The task :: Write the listing out again, all of it, word for word.

-- Start Dataset rows --

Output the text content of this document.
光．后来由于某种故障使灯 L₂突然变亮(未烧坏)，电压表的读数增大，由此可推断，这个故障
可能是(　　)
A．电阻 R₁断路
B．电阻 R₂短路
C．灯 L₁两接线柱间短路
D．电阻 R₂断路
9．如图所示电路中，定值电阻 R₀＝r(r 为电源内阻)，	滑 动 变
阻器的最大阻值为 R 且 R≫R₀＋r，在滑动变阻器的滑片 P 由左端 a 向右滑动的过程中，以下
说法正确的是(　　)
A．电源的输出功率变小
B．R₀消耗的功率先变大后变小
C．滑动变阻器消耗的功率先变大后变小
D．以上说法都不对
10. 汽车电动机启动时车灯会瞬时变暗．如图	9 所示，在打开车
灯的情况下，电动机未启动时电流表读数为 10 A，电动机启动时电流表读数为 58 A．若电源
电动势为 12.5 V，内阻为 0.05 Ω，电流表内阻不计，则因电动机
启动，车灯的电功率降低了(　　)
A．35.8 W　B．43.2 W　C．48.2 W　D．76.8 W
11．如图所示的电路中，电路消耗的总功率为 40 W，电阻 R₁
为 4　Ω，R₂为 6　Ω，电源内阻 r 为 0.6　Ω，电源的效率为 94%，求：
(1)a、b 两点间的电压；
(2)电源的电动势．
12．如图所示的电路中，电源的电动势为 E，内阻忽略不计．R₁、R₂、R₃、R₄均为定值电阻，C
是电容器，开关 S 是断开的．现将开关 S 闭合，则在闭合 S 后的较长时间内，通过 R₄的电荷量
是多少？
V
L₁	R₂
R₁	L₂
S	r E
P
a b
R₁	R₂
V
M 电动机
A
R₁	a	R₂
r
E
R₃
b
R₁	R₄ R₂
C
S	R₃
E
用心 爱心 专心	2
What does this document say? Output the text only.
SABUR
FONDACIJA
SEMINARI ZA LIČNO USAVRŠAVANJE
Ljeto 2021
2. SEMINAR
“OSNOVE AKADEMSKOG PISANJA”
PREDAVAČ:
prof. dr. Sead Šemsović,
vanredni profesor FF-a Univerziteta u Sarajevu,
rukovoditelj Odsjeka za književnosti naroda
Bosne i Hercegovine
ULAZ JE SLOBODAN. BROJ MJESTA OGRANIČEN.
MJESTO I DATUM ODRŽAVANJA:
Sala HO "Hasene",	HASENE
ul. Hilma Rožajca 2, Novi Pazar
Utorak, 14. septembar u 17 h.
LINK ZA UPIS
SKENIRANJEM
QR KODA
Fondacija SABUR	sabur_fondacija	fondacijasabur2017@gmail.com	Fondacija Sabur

-- End Dataset rows --

Result of the task ::
Output the text content of this document.
光．后来由于某种故障使灯 L₂突然变亮(未烧坏)，电压表的读数增大，由此可推断，这个故障
可能是(　　)
A．电阻 R₁断路
B．电阻 R₂短路
C．灯 L₁两接线柱间短路
D．电阻 R₂断路
9．如图所示电路中，定值电阻 R₀＝r(r 为电源内阻)，	滑 动 变
阻器的最大阻值为 R 且 R≫R₀＋r，在滑动变阻器的滑片 P 由左端 a 向右滑动的过程中，以下
说法正确的是(　　)
A．电源的输出功率变小
B．R₀消耗的功率先变大后变小
C．滑动变阻器消耗的功率先变大后变小
D．以上说法都不对
10. 汽车电动机启动时车灯会瞬时变暗．如图	9 所示，在打开车
灯的情况下，电动机未启动时电流表读数为 10 A，电动机启动时电流表读数为 58 A．若电源
电动势为 12.5 V，内阻为 0.05 Ω，电流表内阻不计，则因电动机
启动，车灯的电功率降低了(　　)
A．35.8 W　B．43.2 W　C．48.2 W　D．76.8 W
11．如图所示的电路中，电路消耗的总功率为 40 W，电阻 R₁
为 4　Ω，R₂为 6　Ω，电源内阻 r 为 0.6　Ω，电源的效率为 94%，求：
(1)a、b 两点间的电压；
(2)电源的电动势．
12．如图所示的电路中，电源的电动势为 E，内阻忽略不计．R₁、R₂、R₃、R₄均为定值电阻，C
是电容器，开关 S 是断开的．现将开关 S 闭合，则在闭合 S 后的较长时间内，通过 R₄的电荷量
是多少？
V
L₁	R₂
R₁	L₂
S	r E
P
a b
R₁	R₂
V
M 电动机
A
R₁	a	R₂
r
E
R₃
b
R₁	R₄ R₂
C
S	R₃
E
用心 爱心 专心	2
What does this document say? Output the text only.
SABUR
FONDACIJA
SEMINARI ZA LIČNO USAVRŠAVANJE
Ljeto 2021
2. SEMINAR
“OSNOVE AKADEMSKOG PISANJA”
PREDAVAČ:
prof. dr. Sead Šemsović,
vanredni profesor FF-a Univerziteta u Sarajevu,
rukovoditelj Odsjeka za književnosti naroda
Bosne i Hercegovine
ULAZ JE SLOBODAN. BROJ MJESTA OGRANIČEN.
MJESTO I DATUM ODRŽAVANJA:
Sala HO "Hasene",	HASENE
ul. Hilma Rožajca 2, Novi Pazar
Utorak, 14. septembar u 17 h.
LINK ZA UPIS
SKENIRANJEM
QR KODA
Fondacija SABUR	sabur_fondacija	fondacijasabur2017@gmail.com	Fondacija Sabur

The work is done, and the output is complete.